--- start of Exercise inputs ---

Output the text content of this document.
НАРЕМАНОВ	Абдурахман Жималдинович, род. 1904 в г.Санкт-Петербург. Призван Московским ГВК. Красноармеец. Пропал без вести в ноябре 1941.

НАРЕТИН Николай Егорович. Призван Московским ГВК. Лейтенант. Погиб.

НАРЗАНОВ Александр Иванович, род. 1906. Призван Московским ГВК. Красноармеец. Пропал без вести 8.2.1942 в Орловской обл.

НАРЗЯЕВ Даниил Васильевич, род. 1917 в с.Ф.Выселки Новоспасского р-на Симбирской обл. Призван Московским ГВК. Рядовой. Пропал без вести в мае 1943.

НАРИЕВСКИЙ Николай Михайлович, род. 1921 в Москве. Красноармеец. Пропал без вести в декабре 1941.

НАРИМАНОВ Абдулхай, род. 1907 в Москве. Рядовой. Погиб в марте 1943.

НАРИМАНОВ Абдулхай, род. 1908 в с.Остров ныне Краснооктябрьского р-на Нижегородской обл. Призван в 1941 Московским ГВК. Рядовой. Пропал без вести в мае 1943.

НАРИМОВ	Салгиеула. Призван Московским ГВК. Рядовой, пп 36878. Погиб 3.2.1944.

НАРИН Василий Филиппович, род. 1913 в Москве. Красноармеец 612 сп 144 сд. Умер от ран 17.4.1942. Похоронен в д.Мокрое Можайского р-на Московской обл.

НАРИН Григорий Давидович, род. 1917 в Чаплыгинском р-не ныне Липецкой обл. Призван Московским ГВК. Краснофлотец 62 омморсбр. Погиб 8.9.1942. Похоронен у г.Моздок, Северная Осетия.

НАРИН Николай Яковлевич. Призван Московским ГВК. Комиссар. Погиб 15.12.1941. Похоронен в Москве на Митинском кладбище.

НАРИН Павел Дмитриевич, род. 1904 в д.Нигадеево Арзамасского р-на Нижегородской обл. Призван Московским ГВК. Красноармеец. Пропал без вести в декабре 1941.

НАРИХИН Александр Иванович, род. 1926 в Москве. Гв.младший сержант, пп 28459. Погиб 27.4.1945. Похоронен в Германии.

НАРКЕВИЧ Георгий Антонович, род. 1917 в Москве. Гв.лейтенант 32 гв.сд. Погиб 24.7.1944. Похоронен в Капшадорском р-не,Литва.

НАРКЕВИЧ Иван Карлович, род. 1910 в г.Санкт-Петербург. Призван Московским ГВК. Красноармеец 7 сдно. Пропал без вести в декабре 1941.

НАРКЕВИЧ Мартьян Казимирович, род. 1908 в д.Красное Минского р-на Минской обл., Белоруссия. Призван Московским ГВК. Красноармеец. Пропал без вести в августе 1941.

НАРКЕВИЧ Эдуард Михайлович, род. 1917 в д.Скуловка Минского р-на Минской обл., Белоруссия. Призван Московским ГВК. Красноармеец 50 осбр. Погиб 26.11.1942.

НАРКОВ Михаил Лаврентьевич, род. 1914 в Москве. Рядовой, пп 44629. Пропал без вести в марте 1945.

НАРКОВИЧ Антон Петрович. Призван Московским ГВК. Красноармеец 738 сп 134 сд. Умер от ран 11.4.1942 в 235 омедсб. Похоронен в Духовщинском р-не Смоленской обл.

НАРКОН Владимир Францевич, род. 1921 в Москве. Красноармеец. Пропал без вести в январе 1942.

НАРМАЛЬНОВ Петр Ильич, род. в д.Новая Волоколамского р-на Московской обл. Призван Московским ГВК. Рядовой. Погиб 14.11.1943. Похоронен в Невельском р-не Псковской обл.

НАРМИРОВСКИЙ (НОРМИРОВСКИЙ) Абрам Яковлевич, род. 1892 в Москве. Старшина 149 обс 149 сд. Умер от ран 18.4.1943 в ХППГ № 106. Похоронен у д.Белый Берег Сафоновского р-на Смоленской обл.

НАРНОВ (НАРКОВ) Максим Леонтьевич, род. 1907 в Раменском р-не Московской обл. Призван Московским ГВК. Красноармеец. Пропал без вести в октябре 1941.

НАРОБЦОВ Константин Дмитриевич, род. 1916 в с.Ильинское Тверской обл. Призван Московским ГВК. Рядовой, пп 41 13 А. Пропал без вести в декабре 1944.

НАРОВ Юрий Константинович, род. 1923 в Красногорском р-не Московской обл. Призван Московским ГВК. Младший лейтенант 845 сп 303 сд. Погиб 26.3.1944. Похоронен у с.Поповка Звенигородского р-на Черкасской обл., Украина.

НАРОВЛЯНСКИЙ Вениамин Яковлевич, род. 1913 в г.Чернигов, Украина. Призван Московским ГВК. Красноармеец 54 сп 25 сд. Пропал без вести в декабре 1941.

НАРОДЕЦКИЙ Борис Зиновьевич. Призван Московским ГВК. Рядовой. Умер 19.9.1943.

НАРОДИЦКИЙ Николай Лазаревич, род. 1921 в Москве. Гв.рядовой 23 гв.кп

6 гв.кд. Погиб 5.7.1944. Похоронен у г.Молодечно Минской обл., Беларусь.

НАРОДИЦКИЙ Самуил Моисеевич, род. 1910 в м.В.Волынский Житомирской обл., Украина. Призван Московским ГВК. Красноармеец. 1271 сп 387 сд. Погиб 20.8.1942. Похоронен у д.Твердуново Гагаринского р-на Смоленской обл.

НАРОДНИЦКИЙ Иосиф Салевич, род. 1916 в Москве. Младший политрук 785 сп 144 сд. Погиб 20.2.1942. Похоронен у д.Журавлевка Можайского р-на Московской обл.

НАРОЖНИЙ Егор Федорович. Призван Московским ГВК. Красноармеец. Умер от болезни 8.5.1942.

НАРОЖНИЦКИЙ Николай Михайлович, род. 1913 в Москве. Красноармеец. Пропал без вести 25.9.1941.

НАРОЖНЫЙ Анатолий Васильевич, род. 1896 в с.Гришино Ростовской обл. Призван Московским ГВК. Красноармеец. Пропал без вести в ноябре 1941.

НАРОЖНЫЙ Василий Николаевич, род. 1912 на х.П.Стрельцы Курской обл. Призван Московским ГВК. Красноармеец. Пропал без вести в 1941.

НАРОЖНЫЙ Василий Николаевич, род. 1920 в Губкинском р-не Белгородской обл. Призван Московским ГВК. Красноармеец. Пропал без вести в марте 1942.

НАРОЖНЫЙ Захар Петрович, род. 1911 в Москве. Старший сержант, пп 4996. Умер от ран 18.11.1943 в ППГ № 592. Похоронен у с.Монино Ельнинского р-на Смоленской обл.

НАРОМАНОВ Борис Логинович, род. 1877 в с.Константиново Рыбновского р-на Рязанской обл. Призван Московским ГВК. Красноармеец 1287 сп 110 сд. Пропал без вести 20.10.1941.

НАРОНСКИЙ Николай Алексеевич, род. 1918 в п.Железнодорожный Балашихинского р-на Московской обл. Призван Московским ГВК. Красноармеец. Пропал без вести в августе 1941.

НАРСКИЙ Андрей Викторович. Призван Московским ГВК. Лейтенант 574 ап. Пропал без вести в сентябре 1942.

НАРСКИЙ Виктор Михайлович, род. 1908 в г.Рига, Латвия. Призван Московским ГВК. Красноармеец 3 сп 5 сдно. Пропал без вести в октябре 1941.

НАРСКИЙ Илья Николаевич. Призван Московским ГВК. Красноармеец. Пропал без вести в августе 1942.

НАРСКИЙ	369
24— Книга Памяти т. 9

--- end of Exercise inputs ---

▶ **Exercise brief**
Which lines above contain the word "НАРСКИЙ"? Copy each of them.

▶ **Solution to this exercise**
НАРСКИЙ Андрей Викторович. Призван Московским ГВК. Лейтенант 574 ап. Пропал без вести в сентябре 1942.
НАРСКИЙ Виктор Михайлович, род. 1908 в г.Рига, Латвия. Призван Московским ГВК. Красноармеец 3 сп 5 сдно. Пропал без вести в октябре 1941.
НАРСКИЙ Илья Николаевич. Призван Московским ГВК. Красноармеец. Пропал без вести в августе 1942.
НАРСКИЙ	369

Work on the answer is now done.